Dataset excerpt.
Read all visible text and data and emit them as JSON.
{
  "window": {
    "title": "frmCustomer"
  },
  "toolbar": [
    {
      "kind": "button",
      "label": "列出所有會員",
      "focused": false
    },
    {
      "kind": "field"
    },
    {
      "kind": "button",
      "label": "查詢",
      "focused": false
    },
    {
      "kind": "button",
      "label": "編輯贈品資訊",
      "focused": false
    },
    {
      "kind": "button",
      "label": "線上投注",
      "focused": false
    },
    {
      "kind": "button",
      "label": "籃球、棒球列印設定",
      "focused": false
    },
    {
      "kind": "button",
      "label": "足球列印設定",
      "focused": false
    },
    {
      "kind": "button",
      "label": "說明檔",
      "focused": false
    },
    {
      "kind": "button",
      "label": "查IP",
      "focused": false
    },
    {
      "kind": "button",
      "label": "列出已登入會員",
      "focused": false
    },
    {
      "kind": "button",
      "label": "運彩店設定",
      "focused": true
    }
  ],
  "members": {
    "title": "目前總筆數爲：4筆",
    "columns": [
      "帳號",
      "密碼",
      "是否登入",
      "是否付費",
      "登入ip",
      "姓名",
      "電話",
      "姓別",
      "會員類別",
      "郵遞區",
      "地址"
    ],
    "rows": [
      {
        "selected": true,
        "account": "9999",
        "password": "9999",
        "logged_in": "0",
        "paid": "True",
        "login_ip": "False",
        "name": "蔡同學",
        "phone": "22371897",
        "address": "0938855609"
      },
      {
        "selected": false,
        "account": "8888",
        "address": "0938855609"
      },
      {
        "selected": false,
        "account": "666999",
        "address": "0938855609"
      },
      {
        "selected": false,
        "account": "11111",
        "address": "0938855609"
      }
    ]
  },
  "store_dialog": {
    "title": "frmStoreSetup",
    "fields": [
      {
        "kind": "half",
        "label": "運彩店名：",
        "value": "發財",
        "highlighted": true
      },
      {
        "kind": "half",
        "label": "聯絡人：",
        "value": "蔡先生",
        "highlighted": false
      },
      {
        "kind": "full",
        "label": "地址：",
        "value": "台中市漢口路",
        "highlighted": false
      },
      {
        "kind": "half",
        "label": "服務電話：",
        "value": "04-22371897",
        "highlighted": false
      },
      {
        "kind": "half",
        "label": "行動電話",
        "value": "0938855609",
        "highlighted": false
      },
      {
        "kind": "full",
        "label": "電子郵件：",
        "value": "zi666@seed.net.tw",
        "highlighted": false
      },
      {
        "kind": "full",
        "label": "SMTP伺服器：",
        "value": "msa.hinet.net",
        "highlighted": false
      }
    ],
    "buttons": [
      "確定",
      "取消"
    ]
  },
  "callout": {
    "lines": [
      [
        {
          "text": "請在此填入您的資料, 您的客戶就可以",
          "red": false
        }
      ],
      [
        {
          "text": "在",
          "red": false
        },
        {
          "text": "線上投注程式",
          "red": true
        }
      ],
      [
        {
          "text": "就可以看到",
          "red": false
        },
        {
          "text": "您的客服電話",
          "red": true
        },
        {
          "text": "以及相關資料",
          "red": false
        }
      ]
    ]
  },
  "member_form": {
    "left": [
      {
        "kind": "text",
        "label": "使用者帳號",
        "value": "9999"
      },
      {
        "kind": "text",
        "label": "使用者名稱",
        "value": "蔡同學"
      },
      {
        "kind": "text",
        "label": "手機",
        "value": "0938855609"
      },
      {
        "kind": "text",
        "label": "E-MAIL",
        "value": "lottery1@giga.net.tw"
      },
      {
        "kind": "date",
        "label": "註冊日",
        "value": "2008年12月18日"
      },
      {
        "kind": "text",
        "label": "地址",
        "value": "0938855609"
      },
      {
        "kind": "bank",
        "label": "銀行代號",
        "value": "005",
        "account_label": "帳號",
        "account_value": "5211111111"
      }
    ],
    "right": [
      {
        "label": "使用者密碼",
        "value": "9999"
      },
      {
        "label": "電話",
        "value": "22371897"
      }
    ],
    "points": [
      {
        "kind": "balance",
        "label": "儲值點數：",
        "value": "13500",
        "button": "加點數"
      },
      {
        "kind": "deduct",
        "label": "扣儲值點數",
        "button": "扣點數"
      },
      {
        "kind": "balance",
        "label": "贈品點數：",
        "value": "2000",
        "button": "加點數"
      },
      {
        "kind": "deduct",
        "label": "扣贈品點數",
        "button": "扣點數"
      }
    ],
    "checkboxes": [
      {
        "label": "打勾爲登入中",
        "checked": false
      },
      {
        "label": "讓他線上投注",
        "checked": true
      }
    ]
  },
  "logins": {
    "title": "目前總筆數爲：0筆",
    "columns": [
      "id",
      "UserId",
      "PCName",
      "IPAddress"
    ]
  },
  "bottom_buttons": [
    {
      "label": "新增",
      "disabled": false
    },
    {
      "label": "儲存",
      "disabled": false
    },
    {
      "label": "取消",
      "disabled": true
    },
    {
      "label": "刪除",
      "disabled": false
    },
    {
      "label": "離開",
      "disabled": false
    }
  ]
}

TASK INSTRUCTIONS.
Please repeat the listing above in full and exactly.

RESULT OF THIS TASK.
Read all visible text and data and emit them as JSON.
{
  "window": {
    "title": "frmCustomer"
  },
  "toolbar": [
    {
      "kind": "button",
      "label": "列出所有會員",
      "focused": false
    },
    {
      "kind": "field"
    },
    {
      "kind": "button",
      "label": "查詢",
      "focused": false
    },
    {
      "kind": "button",
      "label": "編輯贈品資訊",
      "focused": false
    },
    {
      "kind": "button",
      "label": "線上投注",
      "focused": false
    },
    {
      "kind": "button",
      "label": "籃球、棒球列印設定",
      "focused": false
    },
    {
      "kind": "button",
      "label": "足球列印設定",
      "focused": false
    },
    {
      "kind": "button",
      "label": "說明檔",
      "focused": false
    },
    {
      "kind": "button",
      "label": "查IP",
      "focused": false
    },
    {
      "kind": "button",
      "label": "列出已登入會員",
      "focused": false
    },
    {
      "kind": "button",
      "label": "運彩店設定",
      "focused": true
    }
  ],
  "members": {
    "title": "目前總筆數爲：4筆",
    "columns": [
      "帳號",
      "密碼",
      "是否登入",
      "是否付費",
      "登入ip",
      "姓名",
      "電話",
      "姓別",
      "會員類別",
      "郵遞區",
      "地址"
    ],
    "rows": [
      {
        "selected": true,
        "account": "9999",
        "password": "9999",
        "logged_in": "0",
        "paid": "True",
        "login_ip": "False",
        "name": "蔡同學",
        "phone": "22371897",
        "address": "0938855609"
      },
      {
        "selected": false,
        "account": "8888",
        "address": "0938855609"
      },
      {
        "selected": false,
        "account": "666999",
        "address": "0938855609"
      },
      {
        "selected": false,
        "account": "11111",
        "address": "0938855609"
      }
    ]
  },
  "store_dialog": {
    "title": "frmStoreSetup",
    "fields": [
      {
        "kind": "half",
        "label": "運彩店名：",
        "value": "發財",
        "highlighted": true
      },
      {
        "kind": "half",
        "label": "聯絡人：",
        "value": "蔡先生",
        "highlighted": false
      },
      {
        "kind": "full",
        "label": "地址：",
        "value": "台中市漢口路",
        "highlighted": false
      },
      {
        "kind": "half",
        "label": "服務電話：",
        "value": "04-22371897",
        "highlighted": false
      },
      {
        "kind": "half",
        "label": "行動電話",
        "value": "0938855609",
        "highlighted": false
      },
      {
        "kind": "full",
        "label": "電子郵件：",
        "value": "zi666@seed.net.tw",
        "highlighted": false
      },
      {
        "kind": "full",
        "label": "SMTP伺服器：",
        "value": "msa.hinet.net",
        "highlighted": false
      }
    ],
    "buttons": [
      "確定",
      "取消"
    ]
  },
  "callout": {
    "lines": [
      [
        {
          "text": "請在此填入您的資料, 您的客戶就可以",
          "red": false
        }
      ],
      [
        {
          "text": "在",
          "red": false
        },
        {
          "text": "線上投注程式",
          "red": true
        }
      ],
      [
        {
          "text": "就可以看到",
          "red": false
        },
        {
          "text": "您的客服電話",
          "red": true
        },
        {
          "text": "以及相關資料",
          "red": false
        }
      ]
    ]
  },
  "member_form": {
    "left": [
      {
        "kind": "text",
        "label": "使用者帳號",
        "value": "9999"
      },
      {
        "kind": "text",
        "label": "使用者名稱",
        "value": "蔡同學"
      },
      {
        "kind": "text",
        "label": "手機",
        "value": "0938855609"
      },
      {
        "kind": "text",
        "label": "E-MAIL",
        "value": "lottery1@giga.net.tw"
      },
      {
        "kind": "date",
        "label": "註冊日",
        "value": "2008年12月18日"
      },
      {
        "kind": "text",
        "label": "地址",
        "value": "0938855609"
      },
      {
        "kind": "bank",
        "label": "銀行代號",
        "value": "005",
        "account_label": "帳號",
        "account_value": "5211111111"
      }
    ],
    "right": [
      {
        "label": "使用者密碼",
        "value": "9999"
      },
      {
        "label": "電話",
        "value": "22371897"
      }
    ],
    "points": [
      {
        "kind": "balance",
        "label": "儲值點數：",
        "value": "13500",
        "button": "加點數"
      },
      {
        "kind": "deduct",
        "label": "扣儲值點數",
        "button": "扣點數"
      },
      {
        "kind": "balance",
        "label": "贈品點數：",
        "value": "2000",
        "button": "加點數"
      },
      {
        "kind": "deduct",
        "label": "扣贈品點數",
        "button": "扣點數"
      }
    ],
    "checkboxes": [
      {
        "label": "打勾爲登入中",
        "checked": false
      },
      {
        "label": "讓他線上投注",
        "checked": true
      }
    ]
  },
  "logins": {
    "title": "目前總筆數爲：0筆",
    "columns": [
      "id",
      "UserId",
      "PCName",
      "IPAddress"
    ]
  },
  "bottom_buttons": [
    {
      "label": "新增",
      "disabled": false
    },
    {
      "label": "儲存",
      "disabled": false
    },
    {
      "label": "取消",
      "disabled": true
    },
    {
      "label": "刪除",
      "disabled": false
    },
    {
      "label": "離開",
      "disabled": false
    }
  ]
}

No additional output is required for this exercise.